Work to be completed ->
Count how many lines below contain the word "Experience". Reply with the number alone.

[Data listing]
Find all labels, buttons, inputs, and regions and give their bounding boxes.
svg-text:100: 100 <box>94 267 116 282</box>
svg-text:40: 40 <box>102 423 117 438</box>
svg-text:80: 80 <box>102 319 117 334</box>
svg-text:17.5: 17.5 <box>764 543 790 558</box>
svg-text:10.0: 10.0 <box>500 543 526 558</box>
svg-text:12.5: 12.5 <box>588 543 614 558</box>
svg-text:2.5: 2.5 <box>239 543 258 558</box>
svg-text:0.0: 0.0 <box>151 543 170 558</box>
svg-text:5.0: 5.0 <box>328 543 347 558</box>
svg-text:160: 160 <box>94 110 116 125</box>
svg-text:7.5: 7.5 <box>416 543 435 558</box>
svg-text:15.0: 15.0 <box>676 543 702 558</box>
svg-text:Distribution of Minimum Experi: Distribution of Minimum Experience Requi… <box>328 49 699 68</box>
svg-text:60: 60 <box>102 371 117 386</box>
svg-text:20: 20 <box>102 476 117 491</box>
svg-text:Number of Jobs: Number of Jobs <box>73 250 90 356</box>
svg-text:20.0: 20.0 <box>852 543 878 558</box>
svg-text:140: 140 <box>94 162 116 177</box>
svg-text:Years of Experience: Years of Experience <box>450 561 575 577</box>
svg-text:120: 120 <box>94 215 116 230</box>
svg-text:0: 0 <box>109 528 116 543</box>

Solution for this problem ->
2